Data listing
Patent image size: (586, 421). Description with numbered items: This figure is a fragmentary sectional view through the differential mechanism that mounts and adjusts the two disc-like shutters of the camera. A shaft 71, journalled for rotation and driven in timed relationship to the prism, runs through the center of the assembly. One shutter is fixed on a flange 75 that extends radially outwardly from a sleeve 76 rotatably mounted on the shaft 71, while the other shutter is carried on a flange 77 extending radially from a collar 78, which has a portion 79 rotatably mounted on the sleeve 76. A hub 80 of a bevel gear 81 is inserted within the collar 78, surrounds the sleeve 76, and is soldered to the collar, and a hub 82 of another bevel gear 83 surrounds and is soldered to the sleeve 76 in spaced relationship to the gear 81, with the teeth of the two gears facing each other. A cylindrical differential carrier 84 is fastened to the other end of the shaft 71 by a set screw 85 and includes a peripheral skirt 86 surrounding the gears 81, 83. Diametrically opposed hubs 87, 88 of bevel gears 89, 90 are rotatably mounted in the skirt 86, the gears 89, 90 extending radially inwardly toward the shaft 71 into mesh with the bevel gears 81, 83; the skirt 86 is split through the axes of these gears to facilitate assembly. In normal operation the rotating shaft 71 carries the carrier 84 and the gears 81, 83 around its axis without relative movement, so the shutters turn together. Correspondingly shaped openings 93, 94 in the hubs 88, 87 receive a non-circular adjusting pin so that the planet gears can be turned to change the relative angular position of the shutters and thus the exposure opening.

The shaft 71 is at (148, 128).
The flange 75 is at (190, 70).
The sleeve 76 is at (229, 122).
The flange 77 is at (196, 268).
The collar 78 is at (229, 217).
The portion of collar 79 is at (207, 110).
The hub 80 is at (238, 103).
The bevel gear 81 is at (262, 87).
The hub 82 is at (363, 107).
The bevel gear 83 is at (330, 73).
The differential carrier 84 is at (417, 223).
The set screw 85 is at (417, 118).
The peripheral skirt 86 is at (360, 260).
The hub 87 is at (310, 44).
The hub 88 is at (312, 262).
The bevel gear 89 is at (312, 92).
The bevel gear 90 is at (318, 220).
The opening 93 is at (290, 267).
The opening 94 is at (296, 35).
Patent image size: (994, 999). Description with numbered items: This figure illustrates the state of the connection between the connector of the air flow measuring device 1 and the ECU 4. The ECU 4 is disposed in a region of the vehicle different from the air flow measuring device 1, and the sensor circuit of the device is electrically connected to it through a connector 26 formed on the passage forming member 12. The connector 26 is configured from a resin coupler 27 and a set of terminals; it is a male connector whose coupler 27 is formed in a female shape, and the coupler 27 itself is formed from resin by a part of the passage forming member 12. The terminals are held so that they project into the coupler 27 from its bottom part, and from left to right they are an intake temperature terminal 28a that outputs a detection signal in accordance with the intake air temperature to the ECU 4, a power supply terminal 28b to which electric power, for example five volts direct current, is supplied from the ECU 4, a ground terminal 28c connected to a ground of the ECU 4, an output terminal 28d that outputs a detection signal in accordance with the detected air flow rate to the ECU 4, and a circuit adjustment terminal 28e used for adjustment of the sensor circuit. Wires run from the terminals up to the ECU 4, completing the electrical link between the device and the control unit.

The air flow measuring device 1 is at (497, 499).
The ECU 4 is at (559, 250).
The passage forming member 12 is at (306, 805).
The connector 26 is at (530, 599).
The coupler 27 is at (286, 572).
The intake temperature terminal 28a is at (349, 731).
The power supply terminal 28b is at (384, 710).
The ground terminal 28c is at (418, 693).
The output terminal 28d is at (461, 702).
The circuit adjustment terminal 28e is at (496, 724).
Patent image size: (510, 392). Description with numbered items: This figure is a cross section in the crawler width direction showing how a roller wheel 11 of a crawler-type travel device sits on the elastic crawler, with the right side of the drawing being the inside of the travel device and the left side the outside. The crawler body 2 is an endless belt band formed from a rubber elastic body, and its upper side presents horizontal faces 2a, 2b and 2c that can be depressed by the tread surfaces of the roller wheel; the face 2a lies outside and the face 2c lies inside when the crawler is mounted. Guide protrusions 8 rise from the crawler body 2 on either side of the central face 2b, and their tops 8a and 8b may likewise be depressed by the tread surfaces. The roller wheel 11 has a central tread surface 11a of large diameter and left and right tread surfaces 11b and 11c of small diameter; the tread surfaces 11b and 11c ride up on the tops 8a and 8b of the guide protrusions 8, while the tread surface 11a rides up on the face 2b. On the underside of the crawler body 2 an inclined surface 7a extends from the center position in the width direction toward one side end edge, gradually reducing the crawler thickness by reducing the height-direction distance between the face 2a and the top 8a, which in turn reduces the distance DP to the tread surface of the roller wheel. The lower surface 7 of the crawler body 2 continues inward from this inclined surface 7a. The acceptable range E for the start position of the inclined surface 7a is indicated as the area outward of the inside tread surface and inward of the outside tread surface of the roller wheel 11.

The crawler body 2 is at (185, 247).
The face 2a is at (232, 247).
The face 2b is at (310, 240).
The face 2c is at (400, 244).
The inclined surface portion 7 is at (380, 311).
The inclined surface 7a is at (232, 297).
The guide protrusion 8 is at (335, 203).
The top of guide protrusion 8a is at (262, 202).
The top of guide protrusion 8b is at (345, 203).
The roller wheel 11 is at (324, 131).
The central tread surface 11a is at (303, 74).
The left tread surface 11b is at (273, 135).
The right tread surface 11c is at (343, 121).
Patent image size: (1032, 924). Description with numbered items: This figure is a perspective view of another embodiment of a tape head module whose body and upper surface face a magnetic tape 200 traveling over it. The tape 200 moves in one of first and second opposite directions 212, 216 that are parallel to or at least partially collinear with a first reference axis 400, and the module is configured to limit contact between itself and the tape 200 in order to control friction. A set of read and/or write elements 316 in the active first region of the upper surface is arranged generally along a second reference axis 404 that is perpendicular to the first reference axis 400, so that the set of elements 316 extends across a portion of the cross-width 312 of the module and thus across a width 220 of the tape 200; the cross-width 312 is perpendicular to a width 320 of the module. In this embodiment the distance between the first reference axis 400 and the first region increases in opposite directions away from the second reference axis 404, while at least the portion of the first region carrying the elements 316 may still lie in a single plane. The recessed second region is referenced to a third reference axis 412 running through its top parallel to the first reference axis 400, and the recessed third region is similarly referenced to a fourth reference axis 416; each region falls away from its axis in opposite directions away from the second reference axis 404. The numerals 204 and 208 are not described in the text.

## EXERCISE
Return, without any change, the lines from the one containing "Patent image size: (994, 999)." through the one containing "The circuit adjustment", both included.

## RESPONSE TO THE EXERCISE
Patent image size: (994, 999). Description with numbered items: This figure illustrates the state of the connection between the connector of the air flow measuring device 1 and the ECU 4. The ECU 4 is disposed in a region of the vehicle different from the air flow measuring device 1, and the sensor circuit of the device is electrically connected to it through a connector 26 formed on the passage forming member 12. The connector 26 is configured from a resin coupler 27 and a set of terminals; it is a male connector whose coupler 27 is formed in a female shape, and the coupler 27 itself is formed from resin by a part of the passage forming member 12. The terminals are held so that they project into the coupler 27 from its bottom part, and from left to right they are an intake temperature terminal 28a that outputs a detection signal in accordance with the intake air temperature to the ECU 4, a power supply terminal 28b to which electric power, for example five volts direct current, is supplied from the ECU 4, a ground terminal 28c connected to a ground of the ECU 4, an output terminal 28d that outputs a detection signal in accordance with the detected air flow rate to the ECU 4, and a circuit adjustment terminal 28e used for adjustment of the sensor circuit. Wires run from the terminals up to the ECU 4, completing the electrical link between the device and the control unit.

The air flow measuring device 1 is at (497, 499).
The ECU 4 is at (559, 250).
The passage forming member 12 is at (306, 805).
The connector 26 is at (530, 599).
The coupler 27 is at (286, 572).
The intake temperature terminal 28a is at (349, 731).
The power supply terminal 28b is at (384, 710).
The ground terminal 28c is at (418, 693).
The output terminal 28d is at (461, 702).
The circuit adjustment terminal 28e is at (496, 724).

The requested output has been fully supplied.